[START]

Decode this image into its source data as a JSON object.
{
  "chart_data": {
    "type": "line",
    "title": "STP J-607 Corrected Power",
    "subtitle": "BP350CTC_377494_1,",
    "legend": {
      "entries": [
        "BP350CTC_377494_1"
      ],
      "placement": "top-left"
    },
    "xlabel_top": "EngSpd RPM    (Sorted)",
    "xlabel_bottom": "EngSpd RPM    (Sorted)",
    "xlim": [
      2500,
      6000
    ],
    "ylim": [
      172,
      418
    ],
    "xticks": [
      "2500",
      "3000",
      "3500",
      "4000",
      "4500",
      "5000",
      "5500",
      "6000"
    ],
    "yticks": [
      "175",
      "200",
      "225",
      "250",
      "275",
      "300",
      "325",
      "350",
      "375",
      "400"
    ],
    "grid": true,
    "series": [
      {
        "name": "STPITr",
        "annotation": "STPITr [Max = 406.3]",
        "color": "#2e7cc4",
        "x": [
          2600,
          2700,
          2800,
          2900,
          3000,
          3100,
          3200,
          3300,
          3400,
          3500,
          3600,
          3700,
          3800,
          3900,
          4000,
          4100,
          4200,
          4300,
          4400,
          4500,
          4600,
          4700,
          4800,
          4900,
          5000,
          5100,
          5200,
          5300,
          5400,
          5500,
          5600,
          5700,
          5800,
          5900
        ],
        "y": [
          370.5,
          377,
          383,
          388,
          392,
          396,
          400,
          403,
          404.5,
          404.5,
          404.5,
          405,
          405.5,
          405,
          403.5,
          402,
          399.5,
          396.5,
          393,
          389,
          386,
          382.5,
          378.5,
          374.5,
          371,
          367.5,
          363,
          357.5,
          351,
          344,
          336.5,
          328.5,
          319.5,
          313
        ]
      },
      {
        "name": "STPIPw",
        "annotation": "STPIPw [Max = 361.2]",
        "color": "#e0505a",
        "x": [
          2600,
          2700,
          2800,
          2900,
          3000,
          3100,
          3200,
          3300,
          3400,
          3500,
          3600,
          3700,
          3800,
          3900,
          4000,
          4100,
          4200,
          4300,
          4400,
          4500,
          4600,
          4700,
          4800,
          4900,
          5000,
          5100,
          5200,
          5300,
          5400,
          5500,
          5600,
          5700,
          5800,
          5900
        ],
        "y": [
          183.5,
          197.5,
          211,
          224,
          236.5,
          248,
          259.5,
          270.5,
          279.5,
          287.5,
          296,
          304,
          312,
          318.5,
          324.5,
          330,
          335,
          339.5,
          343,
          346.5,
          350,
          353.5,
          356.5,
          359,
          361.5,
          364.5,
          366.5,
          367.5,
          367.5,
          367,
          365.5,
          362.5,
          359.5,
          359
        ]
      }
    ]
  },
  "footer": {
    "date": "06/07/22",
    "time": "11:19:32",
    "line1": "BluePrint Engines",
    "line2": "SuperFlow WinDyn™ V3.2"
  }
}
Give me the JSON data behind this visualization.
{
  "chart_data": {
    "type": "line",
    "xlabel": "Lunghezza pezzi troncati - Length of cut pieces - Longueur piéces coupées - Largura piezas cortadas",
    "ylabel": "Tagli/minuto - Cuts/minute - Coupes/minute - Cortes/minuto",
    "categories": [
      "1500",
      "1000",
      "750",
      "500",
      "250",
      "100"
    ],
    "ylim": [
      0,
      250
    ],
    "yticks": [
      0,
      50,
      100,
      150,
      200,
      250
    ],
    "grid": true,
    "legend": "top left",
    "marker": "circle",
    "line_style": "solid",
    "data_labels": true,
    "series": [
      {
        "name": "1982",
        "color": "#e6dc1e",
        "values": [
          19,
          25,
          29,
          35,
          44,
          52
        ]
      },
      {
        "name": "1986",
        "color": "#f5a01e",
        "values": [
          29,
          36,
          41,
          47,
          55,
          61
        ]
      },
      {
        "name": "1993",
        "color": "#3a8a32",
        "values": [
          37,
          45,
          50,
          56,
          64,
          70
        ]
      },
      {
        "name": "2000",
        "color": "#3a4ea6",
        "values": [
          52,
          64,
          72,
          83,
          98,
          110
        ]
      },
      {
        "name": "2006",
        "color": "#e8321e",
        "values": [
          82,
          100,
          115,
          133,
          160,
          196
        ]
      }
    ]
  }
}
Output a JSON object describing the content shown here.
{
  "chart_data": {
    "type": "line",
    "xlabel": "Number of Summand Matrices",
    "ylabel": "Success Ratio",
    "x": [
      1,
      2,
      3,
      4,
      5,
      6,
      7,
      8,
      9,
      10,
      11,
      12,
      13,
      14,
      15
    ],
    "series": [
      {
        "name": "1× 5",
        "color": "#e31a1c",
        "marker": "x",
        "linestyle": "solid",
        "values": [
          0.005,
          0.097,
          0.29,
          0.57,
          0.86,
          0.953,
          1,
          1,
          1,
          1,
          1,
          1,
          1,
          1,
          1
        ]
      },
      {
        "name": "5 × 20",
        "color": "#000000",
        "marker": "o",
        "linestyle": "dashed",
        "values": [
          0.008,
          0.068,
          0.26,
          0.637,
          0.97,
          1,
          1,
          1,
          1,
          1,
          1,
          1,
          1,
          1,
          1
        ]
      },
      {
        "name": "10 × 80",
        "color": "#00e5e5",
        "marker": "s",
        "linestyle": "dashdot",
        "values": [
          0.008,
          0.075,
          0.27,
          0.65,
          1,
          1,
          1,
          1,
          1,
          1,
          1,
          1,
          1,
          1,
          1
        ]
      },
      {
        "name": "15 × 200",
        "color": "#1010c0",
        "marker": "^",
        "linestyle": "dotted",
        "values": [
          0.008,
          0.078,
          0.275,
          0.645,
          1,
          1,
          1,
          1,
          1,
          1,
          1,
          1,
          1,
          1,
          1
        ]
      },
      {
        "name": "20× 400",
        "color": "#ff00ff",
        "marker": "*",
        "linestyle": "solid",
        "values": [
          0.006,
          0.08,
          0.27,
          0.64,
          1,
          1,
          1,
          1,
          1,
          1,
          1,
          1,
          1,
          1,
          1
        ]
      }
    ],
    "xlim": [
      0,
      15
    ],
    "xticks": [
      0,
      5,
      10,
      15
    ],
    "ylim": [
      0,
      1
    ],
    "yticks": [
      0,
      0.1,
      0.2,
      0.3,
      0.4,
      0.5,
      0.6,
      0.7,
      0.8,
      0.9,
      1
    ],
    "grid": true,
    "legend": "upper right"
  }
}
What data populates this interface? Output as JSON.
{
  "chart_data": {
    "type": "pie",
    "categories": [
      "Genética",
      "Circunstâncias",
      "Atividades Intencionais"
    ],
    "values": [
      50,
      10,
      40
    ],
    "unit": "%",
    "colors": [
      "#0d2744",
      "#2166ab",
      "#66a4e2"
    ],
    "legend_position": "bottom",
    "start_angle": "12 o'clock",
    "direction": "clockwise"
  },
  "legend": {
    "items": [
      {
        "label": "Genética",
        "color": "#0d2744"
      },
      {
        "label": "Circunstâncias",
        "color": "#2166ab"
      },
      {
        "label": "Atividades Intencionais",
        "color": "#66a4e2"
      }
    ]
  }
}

[END]

§ **The exercise**
Check each line of the records above for the string "this", and report every line that has it.

§ **Answer to the problem**
Decode this image into its source data as a JSON object.
Give me the JSON data behind this visualization.
What data populates this interface? Output as JSON.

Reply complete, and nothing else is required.